## Requirements
Retype the records below exactly as they appear, but leave out any pictures.

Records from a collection

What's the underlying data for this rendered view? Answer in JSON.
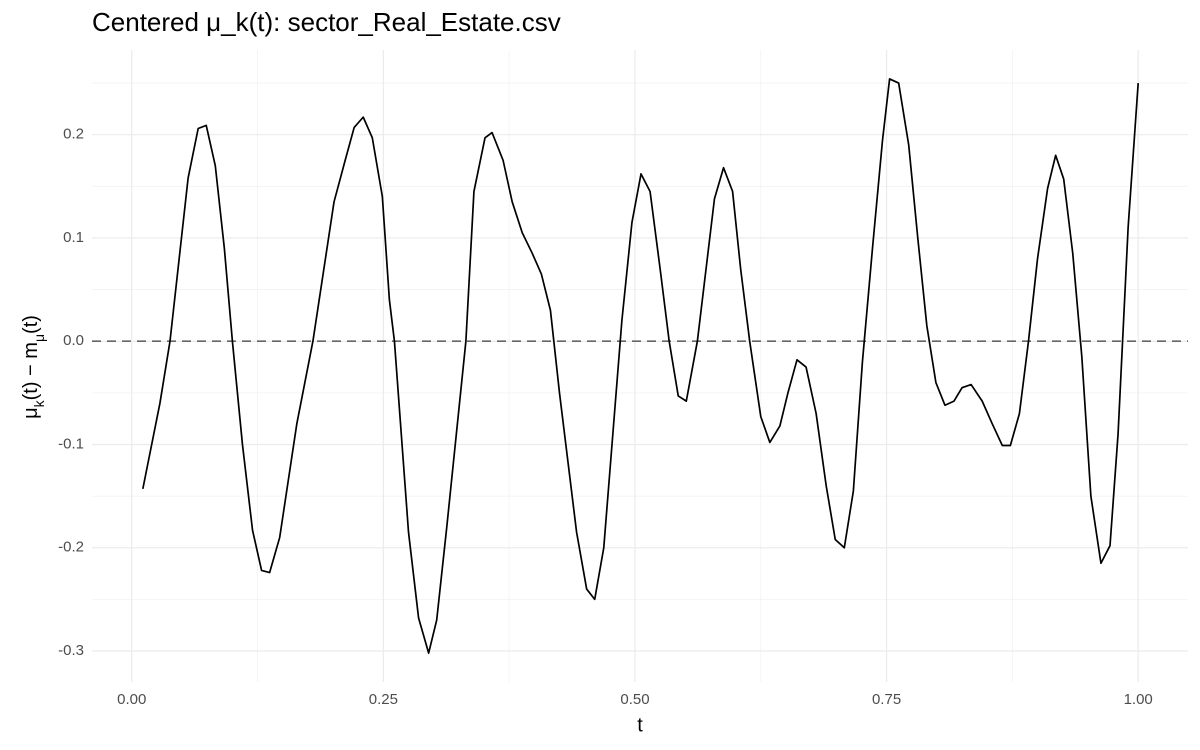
{
  "chart_data": {
    "type": "line",
    "title": "Centered μ_k(t): sector_Real_Estate.csv",
    "xlabel": "t",
    "ylabel": [
      "μ",
      "k",
      "(t) − m",
      "μ",
      "(t)"
    ],
    "x": [
      0.011,
      0.028,
      0.038,
      0.056,
      0.066,
      0.074,
      0.083,
      0.092,
      0.1,
      0.11,
      0.12,
      0.129,
      0.137,
      0.147,
      0.164,
      0.18,
      0.201,
      0.212,
      0.221,
      0.23,
      0.239,
      0.249,
      0.256,
      0.261,
      0.275,
      0.285,
      0.295,
      0.303,
      0.313,
      0.332,
      0.34,
      0.351,
      0.358,
      0.369,
      0.378,
      0.388,
      0.398,
      0.407,
      0.416,
      0.425,
      0.442,
      0.452,
      0.46,
      0.469,
      0.478,
      0.487,
      0.497,
      0.506,
      0.515,
      0.525,
      0.534,
      0.543,
      0.551,
      0.562,
      0.579,
      0.588,
      0.597,
      0.605,
      0.614,
      0.625,
      0.634,
      0.644,
      0.652,
      0.661,
      0.67,
      0.68,
      0.69,
      0.699,
      0.708,
      0.717,
      0.726,
      0.736,
      0.746,
      0.753,
      0.762,
      0.772,
      0.781,
      0.79,
      0.799,
      0.808,
      0.817,
      0.825,
      0.834,
      0.845,
      0.855,
      0.865,
      0.873,
      0.882,
      0.891,
      0.9,
      0.91,
      0.918,
      0.926,
      0.935,
      0.944,
      0.953,
      0.963,
      0.972,
      0.98,
      0.99,
      1.0
    ],
    "series": [
      {
        "color": "#000000",
        "values": [
          -0.143,
          -0.06,
          0.0,
          0.158,
          0.206,
          0.209,
          0.17,
          0.09,
          0.0,
          -0.1,
          -0.183,
          -0.222,
          -0.224,
          -0.19,
          -0.08,
          0.0,
          0.135,
          0.175,
          0.207,
          0.217,
          0.197,
          0.14,
          0.04,
          0.0,
          -0.185,
          -0.268,
          -0.302,
          -0.27,
          -0.18,
          0.0,
          0.145,
          0.197,
          0.202,
          0.175,
          0.135,
          0.105,
          0.085,
          0.065,
          0.03,
          -0.05,
          -0.185,
          -0.24,
          -0.25,
          -0.2,
          -0.09,
          0.02,
          0.115,
          0.162,
          0.145,
          0.07,
          0.0,
          -0.053,
          -0.058,
          0.0,
          0.138,
          0.168,
          0.145,
          0.07,
          0.0,
          -0.073,
          -0.098,
          -0.082,
          -0.05,
          -0.018,
          -0.025,
          -0.07,
          -0.14,
          -0.192,
          -0.2,
          -0.145,
          -0.02,
          0.09,
          0.195,
          0.254,
          0.25,
          0.19,
          0.1,
          0.015,
          -0.04,
          -0.062,
          -0.058,
          -0.045,
          -0.042,
          -0.058,
          -0.08,
          -0.101,
          -0.101,
          -0.07,
          0.0,
          0.08,
          0.148,
          0.18,
          0.157,
          0.085,
          -0.015,
          -0.15,
          -0.215,
          -0.198,
          -0.09,
          0.11,
          0.25
        ]
      }
    ],
    "xlim": [
      -0.0395,
      1.0495
    ],
    "ylim": [
      -0.33,
      0.282
    ],
    "xticks": [
      {
        "value": 0,
        "label": "0.00"
      },
      {
        "value": 0.25,
        "label": "0.25"
      },
      {
        "value": 0.5,
        "label": "0.50"
      },
      {
        "value": 0.75,
        "label": "0.75"
      },
      {
        "value": 1,
        "label": "1.00"
      }
    ],
    "yticks": [
      -0.3,
      -0.2,
      -0.1,
      {
        "value": 0,
        "label": "0.0"
      },
      0.1,
      0.2
    ],
    "x_minor_ticks": [
      0.125,
      0.375,
      0.625,
      0.875
    ],
    "y_minor_ticks": [
      -0.25,
      -0.15,
      -0.05,
      0.05,
      0.15,
      0.25
    ],
    "hline": 0,
    "grid": true
  }
}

## Answer
What's the underlying data for this rendered view? Answer in JSON.
{
  "chart_data": {
    "type": "line",
    "title": "Centered μ_k(t): sector_Real_Estate.csv",
    "xlabel": "t",
    "ylabel": [
      "μ",
      "k",
      "(t) − m",
      "μ",
      "(t)"
    ],
    "x": [
      0.011,
      0.028,
      0.038,
      0.056,
      0.066,
      0.074,
      0.083,
      0.092,
      0.1,
      0.11,
      0.12,
      0.129,
      0.137,
      0.147,
      0.164,
      0.18,
      0.201,
      0.212,
      0.221,
      0.23,
      0.239,
      0.249,
      0.256,
      0.261,
      0.275,
      0.285,
      0.295,
      0.303,
      0.313,
      0.332,
      0.34,
      0.351,
      0.358,
      0.369,
      0.378,
      0.388,
      0.398,
      0.407,
      0.416,
      0.425,
      0.442,
      0.452,
      0.46,
      0.469,
      0.478,
      0.487,
      0.497,
      0.506,
      0.515,
      0.525,
      0.534,
      0.543,
      0.551,
      0.562,
      0.579,
      0.588,
      0.597,
      0.605,
      0.614,
      0.625,
      0.634,
      0.644,
      0.652,
      0.661,
      0.67,
      0.68,
      0.69,
      0.699,
      0.708,
      0.717,
      0.726,
      0.736,
      0.746,
      0.753,
      0.762,
      0.772,
      0.781,
      0.79,
      0.799,
      0.808,
      0.817,
      0.825,
      0.834,
      0.845,
      0.855,
      0.865,
      0.873,
      0.882,
      0.891,
      0.9,
      0.91,
      0.918,
      0.926,
      0.935,
      0.944,
      0.953,
      0.963,
      0.972,
      0.98,
      0.99,
      1.0
    ],
    "series": [
      {
        "color": "#000000",
        "values": [
          -0.143,
          -0.06,
          0.0,
          0.158,
          0.206,
          0.209,
          0.17,
          0.09,
          0.0,
          -0.1,
          -0.183,
          -0.222,
          -0.224,
          -0.19,
          -0.08,
          0.0,
          0.135,
          0.175,
          0.207,
          0.217,
          0.197,
          0.14,
          0.04,
          0.0,
          -0.185,
          -0.268,
          -0.302,
          -0.27,
          -0.18,
          0.0,
          0.145,
          0.197,
          0.202,
          0.175,
          0.135,
          0.105,
          0.085,
          0.065,
          0.03,
          -0.05,
          -0.185,
          -0.24,
          -0.25,
          -0.2,
          -0.09,
          0.02,
          0.115,
          0.162,
          0.145,
          0.07,
          0.0,
          -0.053,
          -0.058,
          0.0,
          0.138,
          0.168,
          0.145,
          0.07,
          0.0,
          -0.073,
          -0.098,
          -0.082,
          -0.05,
          -0.018,
          -0.025,
          -0.07,
          -0.14,
          -0.192,
          -0.2,
          -0.145,
          -0.02,
          0.09,
          0.195,
          0.254,
          0.25,
          0.19,
          0.1,
          0.015,
          -0.04,
          -0.062,
          -0.058,
          -0.045,
          -0.042,
          -0.058,
          -0.08,
          -0.101,
          -0.101,
          -0.07,
          0.0,
          0.08,
          0.148,
          0.18,
          0.157,
          0.085,
          -0.015,
          -0.15,
          -0.215,
          -0.198,
          -0.09,
          0.11,
          0.25
        ]
      }
    ],
    "xlim": [
      -0.0395,
      1.0495
    ],
    "ylim": [
      -0.33,
      0.282
    ],
    "xticks": [
      {
        "value": 0,
        "label": "0.00"
      },
      {
        "value": 0.25,
        "label": "0.25"
      },
      {
        "value": 0.5,
        "label": "0.50"
      },
      {
        "value": 0.75,
        "label": "0.75"
      },
      {
        "value": 1,
        "label": "1.00"
      }
    ],
    "yticks": [
      -0.3,
      -0.2,
      -0.1,
      {
        "value": 0,
        "label": "0.0"
      },
      0.1,
      0.2
    ],
    "x_minor_ticks": [
      0.125,
      0.375,
      0.625,
      0.875
    ],
    "y_minor_ticks": [
      -0.25,
      -0.15,
      -0.05,
      0.05,
      0.15,
      0.25
    ],
    "hline": 0,
    "grid": true
  }
}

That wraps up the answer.